CHALLENGE:
Your task is to print the material below exactly as presented.

Data items:
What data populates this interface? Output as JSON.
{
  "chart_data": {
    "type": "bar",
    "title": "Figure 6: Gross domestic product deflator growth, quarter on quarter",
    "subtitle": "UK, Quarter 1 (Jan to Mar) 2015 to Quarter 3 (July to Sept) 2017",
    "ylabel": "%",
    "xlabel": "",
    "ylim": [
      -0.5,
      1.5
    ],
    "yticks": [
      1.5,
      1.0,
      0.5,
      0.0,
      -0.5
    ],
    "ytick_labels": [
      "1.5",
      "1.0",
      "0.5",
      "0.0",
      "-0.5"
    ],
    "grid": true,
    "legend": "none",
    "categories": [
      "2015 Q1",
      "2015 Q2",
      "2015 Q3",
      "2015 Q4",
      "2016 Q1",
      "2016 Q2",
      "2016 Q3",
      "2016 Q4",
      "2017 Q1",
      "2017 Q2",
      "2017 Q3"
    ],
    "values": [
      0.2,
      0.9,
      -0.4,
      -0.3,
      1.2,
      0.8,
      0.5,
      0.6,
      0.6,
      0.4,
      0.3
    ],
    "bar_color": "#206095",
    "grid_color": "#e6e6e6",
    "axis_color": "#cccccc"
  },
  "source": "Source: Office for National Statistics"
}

RIGHT ANSWER:
What data populates this interface? Output as JSON.
{
  "chart_data": {
    "type": "bar",
    "title": "Figure 6: Gross domestic product deflator growth, quarter on quarter",
    "subtitle": "UK, Quarter 1 (Jan to Mar) 2015 to Quarter 3 (July to Sept) 2017",
    "ylabel": "%",
    "xlabel": "",
    "ylim": [
      -0.5,
      1.5
    ],
    "yticks": [
      1.5,
      1.0,
      0.5,
      0.0,
      -0.5
    ],
    "ytick_labels": [
      "1.5",
      "1.0",
      "0.5",
      "0.0",
      "-0.5"
    ],
    "grid": true,
    "legend": "none",
    "categories": [
      "2015 Q1",
      "2015 Q2",
      "2015 Q3",
      "2015 Q4",
      "2016 Q1",
      "2016 Q2",
      "2016 Q3",
      "2016 Q4",
      "2017 Q1",
      "2017 Q2",
      "2017 Q3"
    ],
    "values": [
      0.2,
      0.9,
      -0.4,
      -0.3,
      1.2,
      0.8,
      0.5,
      0.6,
      0.6,
      0.4,
      0.3
    ],
    "bar_color": "#206095",
    "grid_color": "#e6e6e6",
    "axis_color": "#cccccc"
  },
  "source": "Source: Office for National Statistics"
}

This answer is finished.